Goal.
Every record should be written out exactly, please.

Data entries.
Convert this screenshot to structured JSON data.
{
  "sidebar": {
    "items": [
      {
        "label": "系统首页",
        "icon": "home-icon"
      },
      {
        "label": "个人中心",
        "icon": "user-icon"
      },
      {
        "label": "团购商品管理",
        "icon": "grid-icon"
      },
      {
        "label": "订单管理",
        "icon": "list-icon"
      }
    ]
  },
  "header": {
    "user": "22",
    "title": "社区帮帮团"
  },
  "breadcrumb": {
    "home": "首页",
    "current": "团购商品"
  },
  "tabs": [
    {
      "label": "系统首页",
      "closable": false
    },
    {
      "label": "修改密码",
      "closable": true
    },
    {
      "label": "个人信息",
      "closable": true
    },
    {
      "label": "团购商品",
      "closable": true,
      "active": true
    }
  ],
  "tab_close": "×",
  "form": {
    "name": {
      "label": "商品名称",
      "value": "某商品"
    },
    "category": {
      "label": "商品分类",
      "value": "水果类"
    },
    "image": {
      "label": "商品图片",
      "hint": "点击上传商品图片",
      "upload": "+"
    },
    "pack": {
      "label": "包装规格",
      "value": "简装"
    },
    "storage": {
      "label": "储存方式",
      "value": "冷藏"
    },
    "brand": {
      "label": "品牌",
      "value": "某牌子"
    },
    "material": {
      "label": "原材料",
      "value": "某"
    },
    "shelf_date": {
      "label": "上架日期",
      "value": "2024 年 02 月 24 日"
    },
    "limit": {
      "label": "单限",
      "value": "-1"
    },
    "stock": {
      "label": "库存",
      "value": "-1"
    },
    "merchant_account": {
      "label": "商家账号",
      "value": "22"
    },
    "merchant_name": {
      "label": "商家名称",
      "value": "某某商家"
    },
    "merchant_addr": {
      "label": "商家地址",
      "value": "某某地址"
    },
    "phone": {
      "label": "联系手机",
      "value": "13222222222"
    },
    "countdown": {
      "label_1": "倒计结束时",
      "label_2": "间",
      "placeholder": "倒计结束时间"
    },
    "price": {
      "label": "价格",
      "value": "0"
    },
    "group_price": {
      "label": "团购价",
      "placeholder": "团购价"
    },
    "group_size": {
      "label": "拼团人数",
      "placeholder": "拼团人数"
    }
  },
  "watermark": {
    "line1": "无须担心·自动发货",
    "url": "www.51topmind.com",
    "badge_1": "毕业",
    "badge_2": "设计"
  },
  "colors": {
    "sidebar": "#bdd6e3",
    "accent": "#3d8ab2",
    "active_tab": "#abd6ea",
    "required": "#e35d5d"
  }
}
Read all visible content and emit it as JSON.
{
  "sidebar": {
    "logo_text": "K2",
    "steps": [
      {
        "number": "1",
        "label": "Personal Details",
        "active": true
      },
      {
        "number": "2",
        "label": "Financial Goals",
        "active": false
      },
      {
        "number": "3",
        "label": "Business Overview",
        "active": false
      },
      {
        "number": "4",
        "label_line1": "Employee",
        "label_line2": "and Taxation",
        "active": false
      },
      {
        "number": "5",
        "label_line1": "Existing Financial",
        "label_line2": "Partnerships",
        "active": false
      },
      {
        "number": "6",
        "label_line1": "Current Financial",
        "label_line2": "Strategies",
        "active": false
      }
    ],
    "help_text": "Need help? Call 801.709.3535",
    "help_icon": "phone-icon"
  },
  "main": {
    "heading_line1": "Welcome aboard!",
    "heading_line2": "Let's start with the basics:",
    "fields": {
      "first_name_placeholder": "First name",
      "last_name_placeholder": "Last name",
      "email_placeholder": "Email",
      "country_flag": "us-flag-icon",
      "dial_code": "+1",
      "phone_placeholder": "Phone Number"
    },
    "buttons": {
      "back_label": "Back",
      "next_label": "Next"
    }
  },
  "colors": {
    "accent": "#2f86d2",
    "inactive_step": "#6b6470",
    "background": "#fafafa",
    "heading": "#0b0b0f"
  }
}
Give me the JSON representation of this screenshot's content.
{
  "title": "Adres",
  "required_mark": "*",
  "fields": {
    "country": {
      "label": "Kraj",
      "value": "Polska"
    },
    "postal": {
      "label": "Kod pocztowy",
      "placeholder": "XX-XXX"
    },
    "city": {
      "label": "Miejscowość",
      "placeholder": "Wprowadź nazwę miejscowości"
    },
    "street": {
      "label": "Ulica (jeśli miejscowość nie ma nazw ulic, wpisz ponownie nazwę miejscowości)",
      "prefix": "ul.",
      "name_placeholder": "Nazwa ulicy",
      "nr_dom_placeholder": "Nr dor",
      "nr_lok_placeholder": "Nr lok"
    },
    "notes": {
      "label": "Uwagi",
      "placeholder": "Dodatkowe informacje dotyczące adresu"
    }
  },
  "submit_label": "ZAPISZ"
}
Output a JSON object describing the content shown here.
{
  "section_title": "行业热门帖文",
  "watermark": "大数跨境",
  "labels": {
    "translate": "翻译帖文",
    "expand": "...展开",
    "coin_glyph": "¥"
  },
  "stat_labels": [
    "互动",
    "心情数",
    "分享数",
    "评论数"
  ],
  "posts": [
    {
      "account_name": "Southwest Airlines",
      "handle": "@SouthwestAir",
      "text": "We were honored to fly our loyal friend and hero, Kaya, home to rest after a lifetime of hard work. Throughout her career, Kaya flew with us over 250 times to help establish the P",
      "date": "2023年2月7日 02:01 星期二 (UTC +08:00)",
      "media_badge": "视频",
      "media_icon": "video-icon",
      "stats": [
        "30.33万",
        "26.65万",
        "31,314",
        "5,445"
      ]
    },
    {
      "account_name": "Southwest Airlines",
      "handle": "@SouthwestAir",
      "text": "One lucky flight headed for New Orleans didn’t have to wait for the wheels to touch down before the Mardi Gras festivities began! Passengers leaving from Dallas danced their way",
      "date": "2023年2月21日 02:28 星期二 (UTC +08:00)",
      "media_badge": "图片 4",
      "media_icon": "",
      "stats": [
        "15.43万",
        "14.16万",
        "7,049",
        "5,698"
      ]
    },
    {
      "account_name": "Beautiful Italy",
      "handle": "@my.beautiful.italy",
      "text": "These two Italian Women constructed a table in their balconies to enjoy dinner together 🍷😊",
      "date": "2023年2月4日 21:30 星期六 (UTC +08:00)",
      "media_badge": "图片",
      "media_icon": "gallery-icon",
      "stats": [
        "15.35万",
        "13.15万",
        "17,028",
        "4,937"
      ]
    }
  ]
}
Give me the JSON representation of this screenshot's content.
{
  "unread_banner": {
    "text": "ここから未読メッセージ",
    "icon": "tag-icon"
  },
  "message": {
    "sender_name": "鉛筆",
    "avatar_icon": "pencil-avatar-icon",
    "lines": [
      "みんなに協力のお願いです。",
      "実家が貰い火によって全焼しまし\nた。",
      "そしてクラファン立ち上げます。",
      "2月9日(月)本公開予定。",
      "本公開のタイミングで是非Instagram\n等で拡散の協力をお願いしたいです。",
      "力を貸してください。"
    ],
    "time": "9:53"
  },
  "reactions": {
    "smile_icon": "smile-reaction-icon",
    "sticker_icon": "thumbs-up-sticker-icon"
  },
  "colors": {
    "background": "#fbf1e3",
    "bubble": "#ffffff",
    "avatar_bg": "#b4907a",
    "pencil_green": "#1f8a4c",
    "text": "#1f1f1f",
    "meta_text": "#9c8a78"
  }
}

Output.
Convert this screenshot to structured JSON data.
{
  "sidebar": {
    "items": [
      {
        "label": "系统首页",
        "icon": "home-icon"
      },
      {
        "label": "个人中心",
        "icon": "user-icon"
      },
      {
        "label": "团购商品管理",
        "icon": "grid-icon"
      },
      {
        "label": "订单管理",
        "icon": "list-icon"
      }
    ]
  },
  "header": {
    "user": "22",
    "title": "社区帮帮团"
  },
  "breadcrumb": {
    "home": "首页",
    "current": "团购商品"
  },
  "tabs": [
    {
      "label": "系统首页",
      "closable": false
    },
    {
      "label": "修改密码",
      "closable": true
    },
    {
      "label": "个人信息",
      "closable": true
    },
    {
      "label": "团购商品",
      "closable": true,
      "active": true
    }
  ],
  "tab_close": "×",
  "form": {
    "name": {
      "label": "商品名称",
      "value": "某商品"
    },
    "category": {
      "label": "商品分类",
      "value": "水果类"
    },
    "image": {
      "label": "商品图片",
      "hint": "点击上传商品图片",
      "upload": "+"
    },
    "pack": {
      "label": "包装规格",
      "value": "简装"
    },
    "storage": {
      "label": "储存方式",
      "value": "冷藏"
    },
    "brand": {
      "label": "品牌",
      "value": "某牌子"
    },
    "material": {
      "label": "原材料",
      "value": "某"
    },
    "shelf_date": {
      "label": "上架日期",
      "value": "2024 年 02 月 24 日"
    },
    "limit": {
      "label": "单限",
      "value": "-1"
    },
    "stock": {
      "label": "库存",
      "value": "-1"
    },
    "merchant_account": {
      "label": "商家账号",
      "value": "22"
    },
    "merchant_name": {
      "label": "商家名称",
      "value": "某某商家"
    },
    "merchant_addr": {
      "label": "商家地址",
      "value": "某某地址"
    },
    "phone": {
      "label": "联系手机",
      "value": "13222222222"
    },
    "countdown": {
      "label_1": "倒计结束时",
      "label_2": "间",
      "placeholder": "倒计结束时间"
    },
    "price": {
      "label": "价格",
      "value": "0"
    },
    "group_price": {
      "label": "团购价",
      "placeholder": "团购价"
    },
    "group_size": {
      "label": "拼团人数",
      "placeholder": "拼团人数"
    }
  },
  "watermark": {
    "line1": "无须担心·自动发货",
    "url": "www.51topmind.com",
    "badge_1": "毕业",
    "badge_2": "设计"
  },
  "colors": {
    "sidebar": "#bdd6e3",
    "accent": "#3d8ab2",
    "active_tab": "#abd6ea",
    "required": "#e35d5d"
  }
}
Read all visible content and emit it as JSON.
{
  "sidebar": {
    "logo_text": "K2",
    "steps": [
      {
        "number": "1",
        "label": "Personal Details",
        "active": true
      },
      {
        "number": "2",
        "label": "Financial Goals",
        "active": false
      },
      {
        "number": "3",
        "label": "Business Overview",
        "active": false
      },
      {
        "number": "4",
        "label_line1": "Employee",
        "label_line2": "and Taxation",
        "active": false
      },
      {
        "number": "5",
        "label_line1": "Existing Financial",
        "label_line2": "Partnerships",
        "active": false
      },
      {
        "number": "6",
        "label_line1": "Current Financial",
        "label_line2": "Strategies",
        "active": false
      }
    ],
    "help_text": "Need help? Call 801.709.3535",
    "help_icon": "phone-icon"
  },
  "main": {
    "heading_line1": "Welcome aboard!",
    "heading_line2": "Let's start with the basics:",
    "fields": {
      "first_name_placeholder": "First name",
      "last_name_placeholder": "Last name",
      "email_placeholder": "Email",
      "country_flag": "us-flag-icon",
      "dial_code": "+1",
      "phone_placeholder": "Phone Number"
    },
    "buttons": {
      "back_label": "Back",
      "next_label": "Next"
    }
  },
  "colors": {
    "accent": "#2f86d2",
    "inactive_step": "#6b6470",
    "background": "#fafafa",
    "heading": "#0b0b0f"
  }
}
Give me the JSON representation of this screenshot's content.
{
  "title": "Adres",
  "required_mark": "*",
  "fields": {
    "country": {
      "label": "Kraj",
      "value": "Polska"
    },
    "postal": {
      "label": "Kod pocztowy",
      "placeholder": "XX-XXX"
    },
    "city": {
      "label": "Miejscowość",
      "placeholder": "Wprowadź nazwę miejscowości"
    },
    "street": {
      "label": "Ulica (jeśli miejscowość nie ma nazw ulic, wpisz ponownie nazwę miejscowości)",
      "prefix": "ul.",
      "name_placeholder": "Nazwa ulicy",
      "nr_dom_placeholder": "Nr dor",
      "nr_lok_placeholder": "Nr lok"
    },
    "notes": {
      "label": "Uwagi",
      "placeholder": "Dodatkowe informacje dotyczące adresu"
    }
  },
  "submit_label": "ZAPISZ"
}
Output a JSON object describing the content shown here.
{
  "section_title": "行业热门帖文",
  "watermark": "大数跨境",
  "labels": {
    "translate": "翻译帖文",
    "expand": "...展开",
    "coin_glyph": "¥"
  },
  "stat_labels": [
    "互动",
    "心情数",
    "分享数",
    "评论数"
  ],
  "posts": [
    {
      "account_name": "Southwest Airlines",
      "handle": "@SouthwestAir",
      "text": "We were honored to fly our loyal friend and hero, Kaya, home to rest after a lifetime of hard work. Throughout her career, Kaya flew with us over 250 times to help establish the P",
      "date": "2023年2月7日 02:01 星期二 (UTC +08:00)",
      "media_badge": "视频",
      "media_icon": "video-icon",
      "stats": [
        "30.33万",
        "26.65万",
        "31,314",
        "5,445"
      ]
    },
    {
      "account_name": "Southwest Airlines",
      "handle": "@SouthwestAir",
      "text": "One lucky flight headed for New Orleans didn’t have to wait for the wheels to touch down before the Mardi Gras festivities began! Passengers leaving from Dallas danced their way",
      "date": "2023年2月21日 02:28 星期二 (UTC +08:00)",
      "media_badge": "图片 4",
      "media_icon": "",
      "stats": [
        "15.43万",
        "14.16万",
        "7,049",
        "5,698"
      ]
    },
    {
      "account_name": "Beautiful Italy",
      "handle": "@my.beautiful.italy",
      "text": "These two Italian Women constructed a table in their balconies to enjoy dinner together 🍷😊",
      "date": "2023年2月4日 21:30 星期六 (UTC +08:00)",
      "media_badge": "图片",
      "media_icon": "gallery-icon",
      "stats": [
        "15.35万",
        "13.15万",
        "17,028",
        "4,937"
      ]
    }
  ]
}
Give me the JSON representation of this screenshot's content.
{
  "unread_banner": {
    "text": "ここから未読メッセージ",
    "icon": "tag-icon"
  },
  "message": {
    "sender_name": "鉛筆",
    "avatar_icon": "pencil-avatar-icon",
    "lines": [
      "みんなに協力のお願いです。",
      "実家が貰い火によって全焼しまし\nた。",
      "そしてクラファン立ち上げます。",
      "2月9日(月)本公開予定。",
      "本公開のタイミングで是非Instagram\n等で拡散の協力をお願いしたいです。",
      "力を貸してください。"
    ],
    "time": "9:53"
  },
  "reactions": {
    "smile_icon": "smile-reaction-icon",
    "sticker_icon": "thumbs-up-sticker-icon"
  },
  "colors": {
    "background": "#fbf1e3",
    "bubble": "#ffffff",
    "avatar_bg": "#b4907a",
    "pencil_green": "#1f8a4c",
    "text": "#1f1f1f",
    "meta_text": "#9c8a78"
  }
}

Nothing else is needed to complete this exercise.